Filter the entries and keep only the lines where the string "бываетъ" appears.

————

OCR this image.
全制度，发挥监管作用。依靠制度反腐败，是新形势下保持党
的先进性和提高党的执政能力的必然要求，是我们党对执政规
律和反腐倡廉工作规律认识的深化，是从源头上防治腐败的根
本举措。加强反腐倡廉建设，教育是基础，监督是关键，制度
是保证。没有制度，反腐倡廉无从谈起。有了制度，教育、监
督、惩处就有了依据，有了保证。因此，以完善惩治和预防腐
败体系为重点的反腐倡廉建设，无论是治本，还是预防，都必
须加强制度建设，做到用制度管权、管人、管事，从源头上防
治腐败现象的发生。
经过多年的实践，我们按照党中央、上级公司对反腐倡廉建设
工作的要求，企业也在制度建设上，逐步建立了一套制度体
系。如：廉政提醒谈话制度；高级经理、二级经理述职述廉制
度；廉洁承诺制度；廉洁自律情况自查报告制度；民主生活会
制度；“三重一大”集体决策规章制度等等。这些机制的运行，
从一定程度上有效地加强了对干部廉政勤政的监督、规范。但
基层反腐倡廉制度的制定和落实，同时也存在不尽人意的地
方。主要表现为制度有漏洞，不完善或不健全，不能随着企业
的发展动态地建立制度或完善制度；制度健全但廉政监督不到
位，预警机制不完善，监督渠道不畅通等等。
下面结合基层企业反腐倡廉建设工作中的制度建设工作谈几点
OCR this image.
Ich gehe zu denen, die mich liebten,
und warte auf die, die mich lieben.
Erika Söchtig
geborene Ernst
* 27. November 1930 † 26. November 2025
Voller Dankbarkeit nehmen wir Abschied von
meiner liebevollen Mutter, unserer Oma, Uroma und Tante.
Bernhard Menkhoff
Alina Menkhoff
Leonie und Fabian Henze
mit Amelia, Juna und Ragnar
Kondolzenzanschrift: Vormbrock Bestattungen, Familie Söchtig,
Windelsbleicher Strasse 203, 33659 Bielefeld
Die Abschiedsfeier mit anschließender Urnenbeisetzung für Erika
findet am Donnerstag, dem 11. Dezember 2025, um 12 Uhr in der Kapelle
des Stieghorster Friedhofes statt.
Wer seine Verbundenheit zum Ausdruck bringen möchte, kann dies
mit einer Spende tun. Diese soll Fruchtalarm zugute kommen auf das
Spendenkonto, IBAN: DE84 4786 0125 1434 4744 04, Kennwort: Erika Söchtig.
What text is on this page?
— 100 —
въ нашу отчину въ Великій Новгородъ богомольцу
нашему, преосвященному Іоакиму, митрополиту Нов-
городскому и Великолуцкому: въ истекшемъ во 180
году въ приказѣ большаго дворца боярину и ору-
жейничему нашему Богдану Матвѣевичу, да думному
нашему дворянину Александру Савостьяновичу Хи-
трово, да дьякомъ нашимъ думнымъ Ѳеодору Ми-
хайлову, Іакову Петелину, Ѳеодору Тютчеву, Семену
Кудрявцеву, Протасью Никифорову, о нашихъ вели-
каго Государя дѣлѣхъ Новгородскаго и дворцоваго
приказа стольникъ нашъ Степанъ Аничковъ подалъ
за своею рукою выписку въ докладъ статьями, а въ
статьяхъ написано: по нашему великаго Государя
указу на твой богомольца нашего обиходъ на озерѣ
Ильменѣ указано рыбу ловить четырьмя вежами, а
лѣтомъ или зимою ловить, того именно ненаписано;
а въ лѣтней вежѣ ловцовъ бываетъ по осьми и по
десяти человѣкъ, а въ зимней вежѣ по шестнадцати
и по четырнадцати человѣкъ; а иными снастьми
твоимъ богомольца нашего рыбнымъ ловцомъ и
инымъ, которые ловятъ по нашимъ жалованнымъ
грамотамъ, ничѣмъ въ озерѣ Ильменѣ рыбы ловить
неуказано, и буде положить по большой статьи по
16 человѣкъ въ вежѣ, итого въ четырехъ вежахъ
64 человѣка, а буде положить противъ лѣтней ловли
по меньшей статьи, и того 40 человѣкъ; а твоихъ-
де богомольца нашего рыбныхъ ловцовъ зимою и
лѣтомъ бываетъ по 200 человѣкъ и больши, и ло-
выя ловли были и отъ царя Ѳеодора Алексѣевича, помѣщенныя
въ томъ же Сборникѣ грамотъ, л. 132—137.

————

WORKED SOLUTION:
а въ лѣтней вежѣ ловцовъ бываетъ по осьми и по
лѣтомъ бываетъ по 200 человѣкъ и больши, и ло-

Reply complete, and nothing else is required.